__GOAL__: Copy each line exactly. Leave nothing out.

Figure dataset records

---+---

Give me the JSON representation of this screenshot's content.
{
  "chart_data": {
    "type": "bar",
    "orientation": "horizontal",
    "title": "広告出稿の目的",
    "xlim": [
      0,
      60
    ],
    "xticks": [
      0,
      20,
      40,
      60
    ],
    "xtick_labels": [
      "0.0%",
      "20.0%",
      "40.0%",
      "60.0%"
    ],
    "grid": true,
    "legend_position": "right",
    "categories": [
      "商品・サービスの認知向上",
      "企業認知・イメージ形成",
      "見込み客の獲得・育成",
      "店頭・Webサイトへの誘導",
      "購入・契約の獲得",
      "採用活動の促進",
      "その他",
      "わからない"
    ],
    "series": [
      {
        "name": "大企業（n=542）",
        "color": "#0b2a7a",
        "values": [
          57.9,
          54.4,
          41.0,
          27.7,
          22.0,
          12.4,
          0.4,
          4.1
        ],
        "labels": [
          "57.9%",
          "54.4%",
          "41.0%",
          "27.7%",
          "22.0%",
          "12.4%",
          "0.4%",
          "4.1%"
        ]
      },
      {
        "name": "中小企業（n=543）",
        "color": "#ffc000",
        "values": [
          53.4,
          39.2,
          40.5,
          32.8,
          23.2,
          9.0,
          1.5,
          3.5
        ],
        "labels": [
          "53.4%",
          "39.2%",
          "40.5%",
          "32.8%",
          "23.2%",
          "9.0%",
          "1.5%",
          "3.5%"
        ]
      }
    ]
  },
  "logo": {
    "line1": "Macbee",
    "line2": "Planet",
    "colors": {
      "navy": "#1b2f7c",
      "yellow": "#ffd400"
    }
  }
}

---+---

__TASK SOLUTION__:
Give me the JSON representation of this screenshot's content.
{
  "chart_data": {
    "type": "bar",
    "orientation": "horizontal",
    "title": "広告出稿の目的",
    "xlim": [
      0,
      60
    ],
    "xticks": [
      0,
      20,
      40,
      60
    ],
    "xtick_labels": [
      "0.0%",
      "20.0%",
      "40.0%",
      "60.0%"
    ],
    "grid": true,
    "legend_position": "right",
    "categories": [
      "商品・サービスの認知向上",
      "企業認知・イメージ形成",
      "見込み客の獲得・育成",
      "店頭・Webサイトへの誘導",
      "購入・契約の獲得",
      "採用活動の促進",
      "その他",
      "わからない"
    ],
    "series": [
      {
        "name": "大企業（n=542）",
        "color": "#0b2a7a",
        "values": [
          57.9,
          54.4,
          41.0,
          27.7,
          22.0,
          12.4,
          0.4,
          4.1
        ],
        "labels": [
          "57.9%",
          "54.4%",
          "41.0%",
          "27.7%",
          "22.0%",
          "12.4%",
          "0.4%",
          "4.1%"
        ]
      },
      {
        "name": "中小企業（n=543）",
        "color": "#ffc000",
        "values": [
          53.4,
          39.2,
          40.5,
          32.8,
          23.2,
          9.0,
          1.5,
          3.5
        ],
        "labels": [
          "53.4%",
          "39.2%",
          "40.5%",
          "32.8%",
          "23.2%",
          "9.0%",
          "1.5%",
          "3.5%"
        ]
      }
    ]
  },
  "logo": {
    "line1": "Macbee",
    "line2": "Planet",
    "colors": {
      "navy": "#1b2f7c",
      "yellow": "#ffd400"
    }
  }
}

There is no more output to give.